__Stated goal__: Write out each line in which the string "зимуют" is present.

__Input records__:
==========

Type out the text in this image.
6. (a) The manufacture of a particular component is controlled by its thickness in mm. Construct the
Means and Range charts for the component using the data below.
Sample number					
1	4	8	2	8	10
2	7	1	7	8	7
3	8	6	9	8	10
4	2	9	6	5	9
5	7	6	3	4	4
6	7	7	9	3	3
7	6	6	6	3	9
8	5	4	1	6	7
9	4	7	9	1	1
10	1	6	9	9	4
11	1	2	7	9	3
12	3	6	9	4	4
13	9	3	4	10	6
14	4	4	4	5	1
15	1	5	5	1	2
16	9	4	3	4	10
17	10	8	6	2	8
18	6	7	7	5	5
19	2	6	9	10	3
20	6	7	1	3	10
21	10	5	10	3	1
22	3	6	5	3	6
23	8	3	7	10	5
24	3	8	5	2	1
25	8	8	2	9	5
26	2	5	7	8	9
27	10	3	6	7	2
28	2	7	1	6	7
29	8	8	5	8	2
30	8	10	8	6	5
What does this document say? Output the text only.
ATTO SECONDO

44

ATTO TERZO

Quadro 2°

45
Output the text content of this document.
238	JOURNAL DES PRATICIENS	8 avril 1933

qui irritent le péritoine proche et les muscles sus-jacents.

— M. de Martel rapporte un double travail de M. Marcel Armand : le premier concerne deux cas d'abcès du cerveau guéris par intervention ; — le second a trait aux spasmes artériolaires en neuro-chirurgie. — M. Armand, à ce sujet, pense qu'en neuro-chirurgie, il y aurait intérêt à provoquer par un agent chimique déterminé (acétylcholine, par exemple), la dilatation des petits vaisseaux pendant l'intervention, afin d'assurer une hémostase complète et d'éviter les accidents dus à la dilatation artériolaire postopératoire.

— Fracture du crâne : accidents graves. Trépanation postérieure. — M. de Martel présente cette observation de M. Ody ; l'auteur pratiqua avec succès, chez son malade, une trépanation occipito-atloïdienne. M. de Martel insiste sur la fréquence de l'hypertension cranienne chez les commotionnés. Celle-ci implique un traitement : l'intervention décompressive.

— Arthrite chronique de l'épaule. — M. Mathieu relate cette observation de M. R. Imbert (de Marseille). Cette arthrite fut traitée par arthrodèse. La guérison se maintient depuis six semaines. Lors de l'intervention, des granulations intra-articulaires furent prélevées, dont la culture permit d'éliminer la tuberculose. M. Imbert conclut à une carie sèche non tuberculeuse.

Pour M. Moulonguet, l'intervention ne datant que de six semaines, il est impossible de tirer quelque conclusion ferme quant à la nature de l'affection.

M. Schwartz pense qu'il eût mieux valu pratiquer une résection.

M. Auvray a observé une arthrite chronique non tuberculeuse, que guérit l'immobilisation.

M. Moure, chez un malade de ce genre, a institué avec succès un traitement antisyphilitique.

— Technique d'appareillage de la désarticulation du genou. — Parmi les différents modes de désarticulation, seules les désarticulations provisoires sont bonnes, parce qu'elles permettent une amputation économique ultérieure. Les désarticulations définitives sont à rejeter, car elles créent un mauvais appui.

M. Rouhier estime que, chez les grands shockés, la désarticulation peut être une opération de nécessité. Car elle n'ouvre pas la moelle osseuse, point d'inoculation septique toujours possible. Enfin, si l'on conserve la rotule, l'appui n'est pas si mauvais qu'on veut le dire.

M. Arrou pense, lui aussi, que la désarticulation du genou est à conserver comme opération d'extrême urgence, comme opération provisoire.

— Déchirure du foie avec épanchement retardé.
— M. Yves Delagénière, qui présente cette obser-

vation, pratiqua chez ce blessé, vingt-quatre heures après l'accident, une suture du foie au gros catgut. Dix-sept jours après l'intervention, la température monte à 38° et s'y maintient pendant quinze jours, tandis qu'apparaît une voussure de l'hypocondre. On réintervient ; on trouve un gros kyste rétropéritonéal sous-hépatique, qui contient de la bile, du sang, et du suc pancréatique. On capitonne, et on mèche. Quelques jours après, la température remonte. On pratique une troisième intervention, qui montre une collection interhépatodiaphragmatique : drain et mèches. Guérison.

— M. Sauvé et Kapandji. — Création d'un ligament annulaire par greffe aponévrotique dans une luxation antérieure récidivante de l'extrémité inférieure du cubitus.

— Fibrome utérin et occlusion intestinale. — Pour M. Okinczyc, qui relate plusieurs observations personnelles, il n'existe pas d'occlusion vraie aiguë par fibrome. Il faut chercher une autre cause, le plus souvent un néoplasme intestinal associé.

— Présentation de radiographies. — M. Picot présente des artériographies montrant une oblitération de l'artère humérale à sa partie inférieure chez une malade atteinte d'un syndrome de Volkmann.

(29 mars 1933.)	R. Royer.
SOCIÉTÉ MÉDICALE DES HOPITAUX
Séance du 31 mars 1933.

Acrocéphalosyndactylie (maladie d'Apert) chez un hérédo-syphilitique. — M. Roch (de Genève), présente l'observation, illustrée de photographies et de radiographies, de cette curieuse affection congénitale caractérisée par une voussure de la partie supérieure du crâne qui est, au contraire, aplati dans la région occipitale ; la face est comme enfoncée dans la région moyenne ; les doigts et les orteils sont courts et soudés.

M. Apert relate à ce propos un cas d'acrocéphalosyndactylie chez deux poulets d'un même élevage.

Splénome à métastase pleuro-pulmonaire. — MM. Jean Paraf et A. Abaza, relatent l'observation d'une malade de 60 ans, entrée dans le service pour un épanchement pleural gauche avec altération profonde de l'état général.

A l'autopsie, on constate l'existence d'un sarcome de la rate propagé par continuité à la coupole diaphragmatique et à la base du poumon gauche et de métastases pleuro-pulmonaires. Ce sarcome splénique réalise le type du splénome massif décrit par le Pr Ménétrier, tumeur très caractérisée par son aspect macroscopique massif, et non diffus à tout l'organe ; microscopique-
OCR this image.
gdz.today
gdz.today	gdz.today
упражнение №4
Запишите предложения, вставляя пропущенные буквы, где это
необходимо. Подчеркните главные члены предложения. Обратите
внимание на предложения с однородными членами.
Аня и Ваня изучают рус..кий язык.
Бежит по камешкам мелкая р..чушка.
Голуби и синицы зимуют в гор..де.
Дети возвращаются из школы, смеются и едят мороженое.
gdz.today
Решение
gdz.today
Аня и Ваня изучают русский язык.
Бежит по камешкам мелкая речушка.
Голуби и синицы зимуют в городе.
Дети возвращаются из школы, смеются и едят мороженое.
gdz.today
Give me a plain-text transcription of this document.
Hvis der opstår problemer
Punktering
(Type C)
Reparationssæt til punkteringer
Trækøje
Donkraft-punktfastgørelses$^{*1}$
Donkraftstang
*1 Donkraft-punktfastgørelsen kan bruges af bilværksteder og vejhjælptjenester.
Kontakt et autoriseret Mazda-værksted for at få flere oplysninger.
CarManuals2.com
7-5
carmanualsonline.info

==========

__Exercise solution__:
Голуби и синицы зимуют в гор..де.
Голуби и синицы зимуют в городе.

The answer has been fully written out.